TASK A ▸ Extract the passage about reading Faulkner from "Anyway, I never" to "Dying. So I did.".

READING TEXT ▸
It has taken me a long time to get round to William Faulkner (1897-1962). I first heard of him back in the late 60s when a fellow English student at Bishop Otter College, Chichester told me that he was going to do Faulkner for his Special Study. This was an extended essay which most institutions would now dignify with the term “dissertation” but we weren’t a university.  Ours was a teacher training college and the distinctions were clear at the time.  So “special study” it was. Since you ask, I did mine on the presentation of women in the novels of CP Snow.

Anyway, I never gave Faulkner  much thought until his name came up recently in conversation with a bookish friend. I said I’d never read him and wondered whether I should rectify that. She suggested I start with As I Lay Dying. So I did.

Stored data:
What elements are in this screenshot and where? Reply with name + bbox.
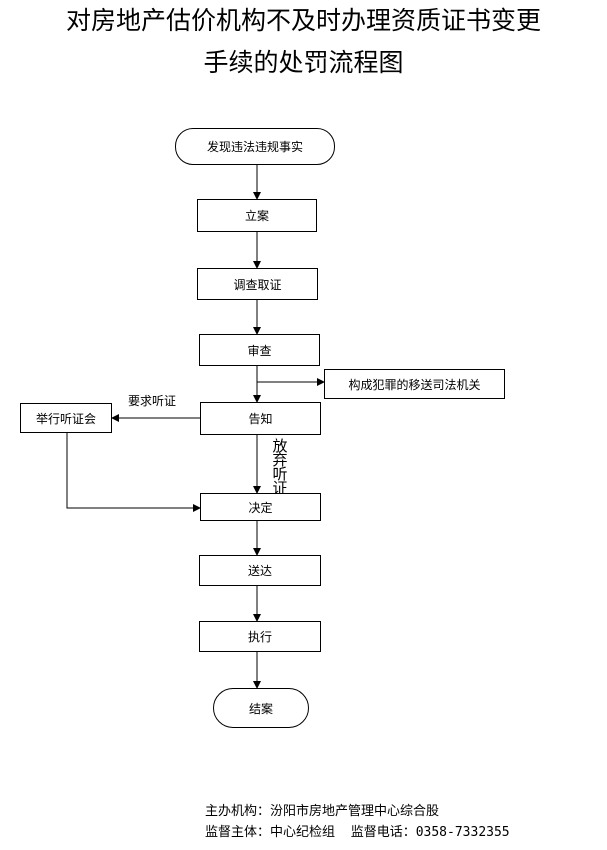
node-hearing: 举行听证会 [20,403,112,433]
footer-organizer-row: 主办机构：汾阳市房地产管理中心综合股 [205,800,439,819]
label-waive-char: 证 [272,479,288,497]
footer-organizer: 汾阳市房地产管理中心综合股 [270,804,440,819]
footer-phone-label: 监督电话： [350,825,416,840]
label-request-hearing: 要求听证 [128,394,177,408]
footer-organizer-label: 主办机构： [205,804,271,819]
node-start: 发现违法违规事实 [175,128,335,165]
page-title-line-1: 对房地产估价机构不及时办理资质证书变更 [65,6,541,35]
footer-phone: 0358-7332355 [415,825,510,840]
page-title-line-2: 手续的处罚流程图 [203,48,404,77]
label-waive-char: 听 [272,465,288,483]
label-waive-char: 弃 [272,451,288,469]
node-file-case: 立案 [197,199,317,232]
footer-supervisor-label: 监督主体： [205,825,271,840]
node-close: 结案 [213,688,309,728]
node-criminal-transfer: 构成犯罪的移送司法机关 [324,369,505,399]
label-waive-char: 放 [272,437,288,455]
node-execute: 执行 [199,621,321,652]
node-notify: 告知 [200,402,321,435]
node-review: 审查 [199,334,320,366]
node-decision: 决定 [200,493,321,521]
footer-supervisor-row: 监督主体：中心纪检组 监督电话：0358-7332355 [205,821,510,840]
footer-supervisor: 中心纪检组 [270,825,336,840]
node-deliver: 送达 [199,555,321,586]
node-investigate: 调查取证 [197,268,318,300]
arrow-hearing-to-decision [66,433,201,512]
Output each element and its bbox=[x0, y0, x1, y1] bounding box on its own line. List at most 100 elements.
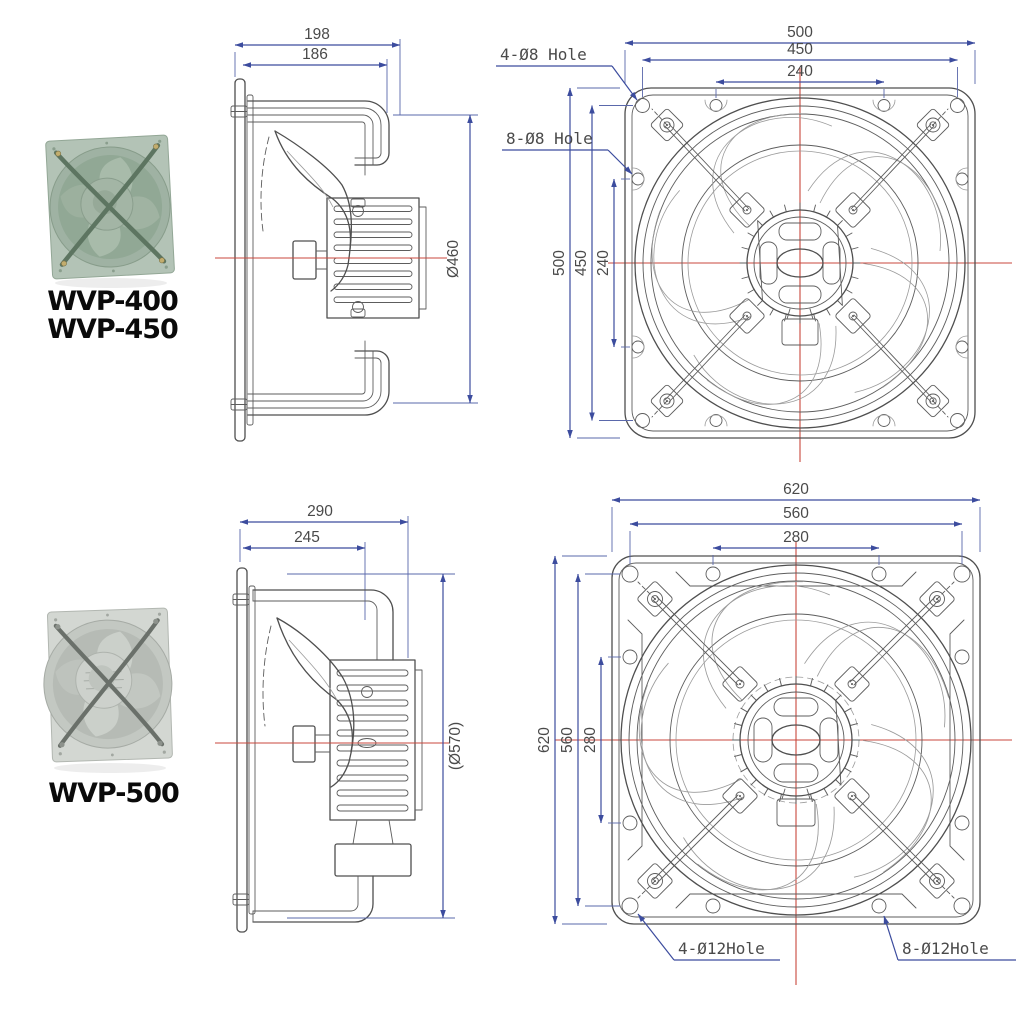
terminal-box bbox=[781, 318, 819, 346]
dimension-height-outer: 500 bbox=[551, 87, 620, 439]
dimension-width-outer: 500 bbox=[624, 24, 976, 84]
plate-bolt bbox=[232, 593, 250, 606]
dimension-height-center: 240 bbox=[595, 178, 630, 348]
dim-text: 245 bbox=[294, 529, 320, 546]
guard-bars bbox=[53, 143, 167, 267]
dim-text: 450 bbox=[787, 41, 813, 58]
callout-text: 4-Ø8 Hole bbox=[500, 45, 587, 64]
corner-holes bbox=[621, 565, 971, 915]
model-label-top: WVP-400 WVP-450 bbox=[40, 288, 185, 344]
dimension-frame-depth: 186 bbox=[242, 46, 388, 113]
blade-silhouette bbox=[260, 130, 353, 292]
model-name: WVP-500 bbox=[48, 778, 180, 809]
mounting-plate bbox=[611, 555, 981, 925]
dimension-width-outer: 620 bbox=[611, 481, 981, 552]
model-name: WVP-400 bbox=[47, 286, 179, 317]
guard-bars bbox=[53, 618, 165, 748]
motor-bolt bbox=[350, 198, 366, 208]
mounting-plate bbox=[624, 87, 976, 439]
photo-shadow bbox=[54, 763, 166, 773]
callout-edge-holes: 8-Ø12Hole bbox=[883, 915, 1016, 961]
dim-text: (Ø570) bbox=[447, 722, 464, 770]
dim-text: 620 bbox=[536, 727, 553, 753]
dim-text: 620 bbox=[783, 481, 809, 498]
motor-fins bbox=[333, 205, 413, 303]
guard-corner-pads bbox=[637, 581, 955, 899]
guard-bolts bbox=[55, 143, 165, 267]
front-view-drawing-bottom: 620 560 280 620 560 280 4-Ø12Hole bbox=[536, 481, 1016, 985]
dimension-frame-depth: 245 bbox=[242, 529, 366, 620]
hub-cutout bbox=[778, 222, 822, 241]
shaft-hub bbox=[292, 240, 317, 280]
terminal-neck bbox=[352, 819, 394, 845]
dim-text: 560 bbox=[559, 727, 576, 753]
model-label-bottom: WVP-500 bbox=[46, 780, 181, 808]
dim-text: 450 bbox=[573, 250, 590, 276]
edge-holes bbox=[622, 566, 970, 914]
guard-corner-pads bbox=[650, 108, 950, 418]
motor-hub bbox=[731, 675, 861, 827]
model-name: WVP-450 bbox=[47, 314, 179, 345]
guard-arm-bottom bbox=[252, 875, 374, 923]
hub-cutout bbox=[773, 697, 819, 717]
dim-text: 290 bbox=[307, 503, 333, 520]
guard-hook bbox=[247, 100, 390, 176]
dimension-width-center: 240 bbox=[715, 63, 885, 98]
guard-hub-pads bbox=[722, 666, 870, 814]
arm-bolt bbox=[361, 686, 373, 698]
mounting-plate bbox=[230, 78, 254, 442]
motor bbox=[292, 659, 423, 877]
dim-text: Ø460 bbox=[445, 240, 462, 278]
dimension-height-center: 280 bbox=[582, 656, 621, 824]
dimension-width-holes: 450 bbox=[642, 41, 958, 97]
dim-text: 500 bbox=[551, 250, 568, 276]
hub-cutout bbox=[778, 285, 822, 304]
fan-blades bbox=[638, 581, 950, 891]
edge-ribs bbox=[627, 571, 965, 909]
dimension-width-center: 280 bbox=[712, 529, 880, 565]
dimension-height-holes: 560 bbox=[559, 573, 620, 907]
dimension-width-holes: 560 bbox=[629, 505, 963, 564]
shaft-hub bbox=[292, 725, 316, 763]
bellmouth-rings bbox=[620, 564, 972, 916]
dimension-total-depth: 198 bbox=[234, 26, 401, 115]
dim-text: 500 bbox=[787, 24, 813, 41]
callout-corner-holes: 4-Ø12Hole bbox=[637, 913, 780, 961]
guard-bolts bbox=[55, 618, 163, 748]
dim-text: 240 bbox=[595, 250, 612, 276]
product-photo-wvp500 bbox=[43, 607, 173, 773]
product-photo-wvp400 bbox=[45, 134, 175, 288]
mounting-plate bbox=[232, 567, 256, 933]
dimension-height-holes: 450 bbox=[573, 105, 633, 421]
dim-text: 280 bbox=[582, 727, 599, 753]
blade-silhouette bbox=[262, 617, 355, 788]
callout-text: 8-Ø8 Hole bbox=[506, 129, 593, 148]
motor-bolt bbox=[350, 308, 366, 318]
hub-gear-ticks bbox=[739, 202, 861, 324]
callout-corner-holes: 4-Ø8 Hole bbox=[496, 45, 638, 101]
motor-hub bbox=[739, 202, 861, 346]
dimension-total-depth: 290 bbox=[239, 503, 409, 658]
edge-holes bbox=[631, 99, 969, 427]
guard-x-bars bbox=[651, 108, 949, 418]
bellmouth-rings bbox=[634, 97, 966, 429]
plate-bolt bbox=[230, 105, 248, 118]
guard-hub-pads bbox=[729, 192, 871, 334]
dimension-height-outer: 620 bbox=[536, 555, 607, 925]
motor-fins bbox=[336, 669, 409, 812]
plate-bolt bbox=[230, 398, 248, 411]
callout-edge-holes: 8-Ø8 Hole bbox=[502, 129, 633, 175]
dimension-diameter: Ø460 bbox=[393, 114, 478, 404]
plate-screws bbox=[54, 612, 166, 757]
side-view-drawing-top: 198 186 bbox=[215, 26, 478, 442]
front-view-drawing-top: 500 450 240 500 450 240 4-Ø8 Hole 8-Ø bbox=[496, 24, 1012, 462]
dimension-diameter: (Ø570) bbox=[287, 573, 464, 919]
hub-cutout bbox=[773, 763, 819, 783]
guard-arm-top bbox=[252, 589, 394, 698]
motor-endcap bbox=[414, 669, 423, 811]
photo-shadow bbox=[55, 278, 167, 288]
callout-text: 4-Ø12Hole bbox=[678, 939, 765, 958]
guard-x-bars bbox=[637, 581, 955, 899]
terminal-box bbox=[334, 843, 412, 877]
terminal-box bbox=[776, 798, 816, 827]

TASK B ▸ In the listing, substitute "blade-outline" for "blade-silhouette" in the lines from the line with "terminal-box bbox=[781, 318, 819, 346]" to the line with "mounting-plate bbox=[611, 555, 981, 925]". Return only those lines, with everything else unchanged.

TASK ANSWER A ▸
Anyway, I never gave Faulkner  much thought until his name came up recently in conversation with a bookish friend. I said I’d never read him and wondered whether I should rectify that. She suggested I start with As I Lay Dying. So I did.

TASK ANSWER B ▸
terminal-box bbox=[781, 318, 819, 346]
dimension-height-outer: 500 bbox=[551, 87, 620, 439]
dimension-width-outer: 500 bbox=[624, 24, 976, 84]
plate-bolt bbox=[232, 593, 250, 606]
dimension-height-center: 240 bbox=[595, 178, 630, 348]
dim-text: 245 bbox=[294, 529, 320, 546]
guard-bars bbox=[53, 143, 167, 267]
dim-text: 450 bbox=[787, 41, 813, 58]
callout-text: 4-Ø8 Hole bbox=[500, 45, 587, 64]
corner-holes bbox=[621, 565, 971, 915]
model-label-top: WVP-400 WVP-450 bbox=[40, 288, 185, 344]
dimension-frame-depth: 186 bbox=[242, 46, 388, 113]
blade-outline bbox=[260, 130, 353, 292]
model-name: WVP-500 bbox=[48, 778, 180, 809]
mounting-plate bbox=[611, 555, 981, 925]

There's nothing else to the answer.